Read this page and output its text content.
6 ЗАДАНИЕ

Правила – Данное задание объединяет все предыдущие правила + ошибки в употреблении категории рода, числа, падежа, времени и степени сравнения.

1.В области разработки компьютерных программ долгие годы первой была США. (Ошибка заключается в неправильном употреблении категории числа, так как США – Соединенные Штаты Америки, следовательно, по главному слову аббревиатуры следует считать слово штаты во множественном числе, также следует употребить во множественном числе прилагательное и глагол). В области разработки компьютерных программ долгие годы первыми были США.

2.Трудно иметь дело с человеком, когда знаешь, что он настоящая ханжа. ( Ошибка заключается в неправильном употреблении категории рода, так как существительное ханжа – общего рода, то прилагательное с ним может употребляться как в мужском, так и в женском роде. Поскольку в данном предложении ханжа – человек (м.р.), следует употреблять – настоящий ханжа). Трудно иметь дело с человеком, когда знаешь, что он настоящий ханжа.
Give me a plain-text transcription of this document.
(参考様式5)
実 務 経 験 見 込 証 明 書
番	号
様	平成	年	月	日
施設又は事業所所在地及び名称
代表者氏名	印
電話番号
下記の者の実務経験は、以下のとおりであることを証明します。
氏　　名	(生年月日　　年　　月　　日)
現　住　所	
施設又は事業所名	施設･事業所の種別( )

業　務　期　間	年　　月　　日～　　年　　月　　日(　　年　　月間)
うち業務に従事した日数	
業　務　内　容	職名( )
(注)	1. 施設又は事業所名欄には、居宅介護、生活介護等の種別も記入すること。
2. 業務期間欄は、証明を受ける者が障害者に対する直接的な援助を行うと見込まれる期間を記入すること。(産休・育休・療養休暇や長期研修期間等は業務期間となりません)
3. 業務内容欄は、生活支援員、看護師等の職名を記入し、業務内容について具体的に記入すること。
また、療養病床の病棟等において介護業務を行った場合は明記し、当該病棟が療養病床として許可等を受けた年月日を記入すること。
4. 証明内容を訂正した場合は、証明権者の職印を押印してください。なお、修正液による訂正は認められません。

_ _ _ _ _

WORK TO BE COMPLETED: Tally the lines containing "Ошибка". Provide the number without any other words.

WRITTEN RESPONSE: 2